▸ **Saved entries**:
------------------------------------

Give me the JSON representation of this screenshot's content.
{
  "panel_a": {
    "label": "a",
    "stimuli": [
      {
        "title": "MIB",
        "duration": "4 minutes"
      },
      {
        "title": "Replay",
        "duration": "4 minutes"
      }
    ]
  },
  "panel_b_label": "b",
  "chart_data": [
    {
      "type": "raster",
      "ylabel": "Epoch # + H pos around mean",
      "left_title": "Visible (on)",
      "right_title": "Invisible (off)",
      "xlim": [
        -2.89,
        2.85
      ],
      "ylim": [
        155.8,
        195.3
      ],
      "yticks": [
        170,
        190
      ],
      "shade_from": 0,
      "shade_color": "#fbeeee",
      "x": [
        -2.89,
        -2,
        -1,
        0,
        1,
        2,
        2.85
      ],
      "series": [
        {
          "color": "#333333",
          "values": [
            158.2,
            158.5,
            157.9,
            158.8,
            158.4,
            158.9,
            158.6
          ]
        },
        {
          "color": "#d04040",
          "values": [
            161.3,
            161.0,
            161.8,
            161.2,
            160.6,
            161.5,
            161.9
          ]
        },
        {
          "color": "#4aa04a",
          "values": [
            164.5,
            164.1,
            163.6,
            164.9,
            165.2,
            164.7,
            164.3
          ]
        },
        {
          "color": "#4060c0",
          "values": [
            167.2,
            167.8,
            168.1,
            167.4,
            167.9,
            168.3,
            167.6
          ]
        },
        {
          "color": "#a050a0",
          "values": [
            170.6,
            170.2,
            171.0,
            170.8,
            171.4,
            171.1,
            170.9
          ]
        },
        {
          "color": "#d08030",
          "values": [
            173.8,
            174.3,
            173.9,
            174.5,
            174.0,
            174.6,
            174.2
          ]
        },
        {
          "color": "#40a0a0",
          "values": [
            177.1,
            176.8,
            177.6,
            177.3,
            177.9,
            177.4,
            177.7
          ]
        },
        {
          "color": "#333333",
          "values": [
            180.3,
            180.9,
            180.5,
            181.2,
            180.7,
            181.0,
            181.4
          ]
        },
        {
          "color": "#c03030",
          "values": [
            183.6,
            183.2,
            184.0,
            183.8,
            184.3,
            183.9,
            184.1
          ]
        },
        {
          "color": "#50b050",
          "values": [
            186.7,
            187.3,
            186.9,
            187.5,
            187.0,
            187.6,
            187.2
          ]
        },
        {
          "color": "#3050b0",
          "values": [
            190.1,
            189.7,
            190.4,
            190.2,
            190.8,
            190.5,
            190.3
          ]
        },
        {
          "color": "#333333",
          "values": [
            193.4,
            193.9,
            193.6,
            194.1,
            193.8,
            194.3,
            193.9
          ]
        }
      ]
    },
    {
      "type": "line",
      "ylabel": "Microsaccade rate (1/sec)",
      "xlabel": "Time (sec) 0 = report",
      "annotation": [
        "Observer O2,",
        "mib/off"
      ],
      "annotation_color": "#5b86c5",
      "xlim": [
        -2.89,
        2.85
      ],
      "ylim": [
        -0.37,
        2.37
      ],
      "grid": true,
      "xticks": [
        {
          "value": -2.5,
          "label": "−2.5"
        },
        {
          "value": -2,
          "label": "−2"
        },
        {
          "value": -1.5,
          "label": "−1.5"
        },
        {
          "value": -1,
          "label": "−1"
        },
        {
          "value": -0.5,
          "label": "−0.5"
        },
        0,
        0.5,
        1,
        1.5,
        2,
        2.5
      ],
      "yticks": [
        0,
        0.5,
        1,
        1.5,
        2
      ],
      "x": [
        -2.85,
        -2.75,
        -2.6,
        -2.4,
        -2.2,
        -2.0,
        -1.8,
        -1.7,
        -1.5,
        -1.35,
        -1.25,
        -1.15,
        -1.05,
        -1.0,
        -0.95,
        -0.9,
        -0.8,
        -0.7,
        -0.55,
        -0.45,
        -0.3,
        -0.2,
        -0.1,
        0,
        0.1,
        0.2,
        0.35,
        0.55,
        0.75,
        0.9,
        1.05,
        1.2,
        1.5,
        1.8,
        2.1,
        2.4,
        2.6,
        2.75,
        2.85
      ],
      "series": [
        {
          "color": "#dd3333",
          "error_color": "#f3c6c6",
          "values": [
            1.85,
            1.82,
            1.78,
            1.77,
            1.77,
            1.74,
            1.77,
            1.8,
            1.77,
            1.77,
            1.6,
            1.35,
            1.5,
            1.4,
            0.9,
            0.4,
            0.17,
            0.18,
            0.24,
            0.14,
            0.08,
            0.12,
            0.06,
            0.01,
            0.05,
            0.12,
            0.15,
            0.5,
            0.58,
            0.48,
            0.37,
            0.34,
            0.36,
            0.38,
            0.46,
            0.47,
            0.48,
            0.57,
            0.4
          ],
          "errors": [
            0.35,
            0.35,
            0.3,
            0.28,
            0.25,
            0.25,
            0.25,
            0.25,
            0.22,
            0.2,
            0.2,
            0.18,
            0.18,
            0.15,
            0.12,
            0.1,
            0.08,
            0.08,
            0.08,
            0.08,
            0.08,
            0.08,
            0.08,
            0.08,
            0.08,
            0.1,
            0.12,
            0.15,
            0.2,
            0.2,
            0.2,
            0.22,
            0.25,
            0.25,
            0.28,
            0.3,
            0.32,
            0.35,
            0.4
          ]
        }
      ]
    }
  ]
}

------------------------------------

▸ **Aim**: Copy each line of the data above without altering a single character.

▸ **Written response**:
Give me the JSON representation of this screenshot's content.
{
  "panel_a": {
    "label": "a",
    "stimuli": [
      {
        "title": "MIB",
        "duration": "4 minutes"
      },
      {
        "title": "Replay",
        "duration": "4 minutes"
      }
    ]
  },
  "panel_b_label": "b",
  "chart_data": [
    {
      "type": "raster",
      "ylabel": "Epoch # + H pos around mean",
      "left_title": "Visible (on)",
      "right_title": "Invisible (off)",
      "xlim": [
        -2.89,
        2.85
      ],
      "ylim": [
        155.8,
        195.3
      ],
      "yticks": [
        170,
        190
      ],
      "shade_from": 0,
      "shade_color": "#fbeeee",
      "x": [
        -2.89,
        -2,
        -1,
        0,
        1,
        2,
        2.85
      ],
      "series": [
        {
          "color": "#333333",
          "values": [
            158.2,
            158.5,
            157.9,
            158.8,
            158.4,
            158.9,
            158.6
          ]
        },
        {
          "color": "#d04040",
          "values": [
            161.3,
            161.0,
            161.8,
            161.2,
            160.6,
            161.5,
            161.9
          ]
        },
        {
          "color": "#4aa04a",
          "values": [
            164.5,
            164.1,
            163.6,
            164.9,
            165.2,
            164.7,
            164.3
          ]
        },
        {
          "color": "#4060c0",
          "values": [
            167.2,
            167.8,
            168.1,
            167.4,
            167.9,
            168.3,
            167.6
          ]
        },
        {
          "color": "#a050a0",
          "values": [
            170.6,
            170.2,
            171.0,
            170.8,
            171.4,
            171.1,
            170.9
          ]
        },
        {
          "color": "#d08030",
          "values": [
            173.8,
            174.3,
            173.9,
            174.5,
            174.0,
            174.6,
            174.2
          ]
        },
        {
          "color": "#40a0a0",
          "values": [
            177.1,
            176.8,
            177.6,
            177.3,
            177.9,
            177.4,
            177.7
          ]
        },
        {
          "color": "#333333",
          "values": [
            180.3,
            180.9,
            180.5,
            181.2,
            180.7,
            181.0,
            181.4
          ]
        },
        {
          "color": "#c03030",
          "values": [
            183.6,
            183.2,
            184.0,
            183.8,
            184.3,
            183.9,
            184.1
          ]
        },
        {
          "color": "#50b050",
          "values": [
            186.7,
            187.3,
            186.9,
            187.5,
            187.0,
            187.6,
            187.2
          ]
        },
        {
          "color": "#3050b0",
          "values": [
            190.1,
            189.7,
            190.4,
            190.2,
            190.8,
            190.5,
            190.3
          ]
        },
        {
          "color": "#333333",
          "values": [
            193.4,
            193.9,
            193.6,
            194.1,
            193.8,
            194.3,
            193.9
          ]
        }
      ]
    },
    {
      "type": "line",
      "ylabel": "Microsaccade rate (1/sec)",
      "xlabel": "Time (sec) 0 = report",
      "annotation": [
        "Observer O2,",
        "mib/off"
      ],
      "annotation_color": "#5b86c5",
      "xlim": [
        -2.89,
        2.85
      ],
      "ylim": [
        -0.37,
        2.37
      ],
      "grid": true,
      "xticks": [
        {
          "value": -2.5,
          "label": "−2.5"
        },
        {
          "value": -2,
          "label": "−2"
        },
        {
          "value": -1.5,
          "label": "−1.5"
        },
        {
          "value": -1,
          "label": "−1"
        },
        {
          "value": -0.5,
          "label": "−0.5"
        },
        0,
        0.5,
        1,
        1.5,
        2,
        2.5
      ],
      "yticks": [
        0,
        0.5,
        1,
        1.5,
        2
      ],
      "x": [
        -2.85,
        -2.75,
        -2.6,
        -2.4,
        -2.2,
        -2.0,
        -1.8,
        -1.7,
        -1.5,
        -1.35,
        -1.25,
        -1.15,
        -1.05,
        -1.0,
        -0.95,
        -0.9,
        -0.8,
        -0.7,
        -0.55,
        -0.45,
        -0.3,
        -0.2,
        -0.1,
        0,
        0.1,
        0.2,
        0.35,
        0.55,
        0.75,
        0.9,
        1.05,
        1.2,
        1.5,
        1.8,
        2.1,
        2.4,
        2.6,
        2.75,
        2.85
      ],
      "series": [
        {
          "color": "#dd3333",
          "error_color": "#f3c6c6",
          "values": [
            1.85,
            1.82,
            1.78,
            1.77,
            1.77,
            1.74,
            1.77,
            1.8,
            1.77,
            1.77,
            1.6,
            1.35,
            1.5,
            1.4,
            0.9,
            0.4,
            0.17,
            0.18,
            0.24,
            0.14,
            0.08,
            0.12,
            0.06,
            0.01,
            0.05,
            0.12,
            0.15,
            0.5,
            0.58,
            0.48,
            0.37,
            0.34,
            0.36,
            0.38,
            0.46,
            0.47,
            0.48,
            0.57,
            0.4
          ],
          "errors": [
            0.35,
            0.35,
            0.3,
            0.28,
            0.25,
            0.25,
            0.25,
            0.25,
            0.22,
            0.2,
            0.2,
            0.18,
            0.18,
            0.15,
            0.12,
            0.1,
            0.08,
            0.08,
            0.08,
            0.08,
            0.08,
            0.08,
            0.08,
            0.08,
            0.08,
            0.1,
            0.12,
            0.15,
            0.2,
            0.2,
            0.2,
            0.22,
            0.25,
            0.25,
            0.28,
            0.3,
            0.32,
            0.35,
            0.4
          ]
        }
      ]
    }
  ]
}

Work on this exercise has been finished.